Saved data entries
--- Start ---

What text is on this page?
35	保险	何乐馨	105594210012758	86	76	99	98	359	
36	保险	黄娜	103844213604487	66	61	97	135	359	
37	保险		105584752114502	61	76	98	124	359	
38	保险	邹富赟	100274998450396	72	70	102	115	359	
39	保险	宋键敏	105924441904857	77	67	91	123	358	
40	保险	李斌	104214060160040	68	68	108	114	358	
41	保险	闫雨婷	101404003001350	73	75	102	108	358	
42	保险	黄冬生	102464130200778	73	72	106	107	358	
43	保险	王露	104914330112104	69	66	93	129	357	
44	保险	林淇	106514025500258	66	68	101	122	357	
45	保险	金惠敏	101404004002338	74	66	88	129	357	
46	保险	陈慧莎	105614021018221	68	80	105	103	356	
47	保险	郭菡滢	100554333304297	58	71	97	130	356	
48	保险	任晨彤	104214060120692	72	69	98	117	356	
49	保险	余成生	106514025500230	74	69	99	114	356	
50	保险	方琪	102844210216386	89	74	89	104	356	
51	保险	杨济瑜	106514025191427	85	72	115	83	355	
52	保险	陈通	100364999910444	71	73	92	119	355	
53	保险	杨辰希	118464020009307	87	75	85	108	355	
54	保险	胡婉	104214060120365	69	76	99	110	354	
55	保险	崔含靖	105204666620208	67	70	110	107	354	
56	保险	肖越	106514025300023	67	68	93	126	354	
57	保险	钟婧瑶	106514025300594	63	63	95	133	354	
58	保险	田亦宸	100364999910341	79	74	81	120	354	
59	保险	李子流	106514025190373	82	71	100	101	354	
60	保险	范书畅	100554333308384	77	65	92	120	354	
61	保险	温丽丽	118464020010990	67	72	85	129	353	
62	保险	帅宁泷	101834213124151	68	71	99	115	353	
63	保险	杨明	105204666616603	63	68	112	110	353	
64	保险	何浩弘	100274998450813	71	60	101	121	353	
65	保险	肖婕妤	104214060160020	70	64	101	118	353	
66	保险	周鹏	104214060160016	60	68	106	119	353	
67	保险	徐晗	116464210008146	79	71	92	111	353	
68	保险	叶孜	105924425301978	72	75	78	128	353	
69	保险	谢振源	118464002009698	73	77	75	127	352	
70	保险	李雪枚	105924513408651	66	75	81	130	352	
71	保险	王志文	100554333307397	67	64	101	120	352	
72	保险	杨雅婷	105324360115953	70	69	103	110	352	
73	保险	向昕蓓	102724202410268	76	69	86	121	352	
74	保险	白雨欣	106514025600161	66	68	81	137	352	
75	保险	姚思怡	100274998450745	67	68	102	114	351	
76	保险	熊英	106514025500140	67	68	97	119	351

--- End ---

* **What to do**: Each line must be given again exactly as written above.

* **Response below**:
What text is on this page?
35	保险	何乐馨	105594210012758	86	76	99	98	359	
36	保险	黄娜	103844213604487	66	61	97	135	359	
37	保险		105584752114502	61	76	98	124	359	
38	保险	邹富赟	100274998450396	72	70	102	115	359	
39	保险	宋键敏	105924441904857	77	67	91	123	358	
40	保险	李斌	104214060160040	68	68	108	114	358	
41	保险	闫雨婷	101404003001350	73	75	102	108	358	
42	保险	黄冬生	102464130200778	73	72	106	107	358	
43	保险	王露	104914330112104	69	66	93	129	357	
44	保险	林淇	106514025500258	66	68	101	122	357	
45	保险	金惠敏	101404004002338	74	66	88	129	357	
46	保险	陈慧莎	105614021018221	68	80	105	103	356	
47	保险	郭菡滢	100554333304297	58	71	97	130	356	
48	保险	任晨彤	104214060120692	72	69	98	117	356	
49	保险	余成生	106514025500230	74	69	99	114	356	
50	保险	方琪	102844210216386	89	74	89	104	356	
51	保险	杨济瑜	106514025191427	85	72	115	83	355	
52	保险	陈通	100364999910444	71	73	92	119	355	
53	保险	杨辰希	118464020009307	87	75	85	108	355	
54	保险	胡婉	104214060120365	69	76	99	110	354	
55	保险	崔含靖	105204666620208	67	70	110	107	354	
56	保险	肖越	106514025300023	67	68	93	126	354	
57	保险	钟婧瑶	106514025300594	63	63	95	133	354	
58	保险	田亦宸	100364999910341	79	74	81	120	354	
59	保险	李子流	106514025190373	82	71	100	101	354	
60	保险	范书畅	100554333308384	77	65	92	120	354	
61	保险	温丽丽	118464020010990	67	72	85	129	353	
62	保险	帅宁泷	101834213124151	68	71	99	115	353	
63	保险	杨明	105204666616603	63	68	112	110	353	
64	保险	何浩弘	100274998450813	71	60	101	121	353	
65	保险	肖婕妤	104214060160020	70	64	101	118	353	
66	保险	周鹏	104214060160016	60	68	106	119	353	
67	保险	徐晗	116464210008146	79	71	92	111	353	
68	保险	叶孜	105924425301978	72	75	78	128	353	
69	保险	谢振源	118464002009698	73	77	75	127	352	
70	保险	李雪枚	105924513408651	66	75	81	130	352	
71	保险	王志文	100554333307397	67	64	101	120	352	
72	保险	杨雅婷	105324360115953	70	69	103	110	352	
73	保险	向昕蓓	102724202410268	76	69	86	121	352	
74	保险	白雨欣	106514025600161	66	68	81	137	352	
75	保险	姚思怡	100274998450745	67	68	102	114	351	
76	保险	熊英	106514025500140	67	68	97	119	351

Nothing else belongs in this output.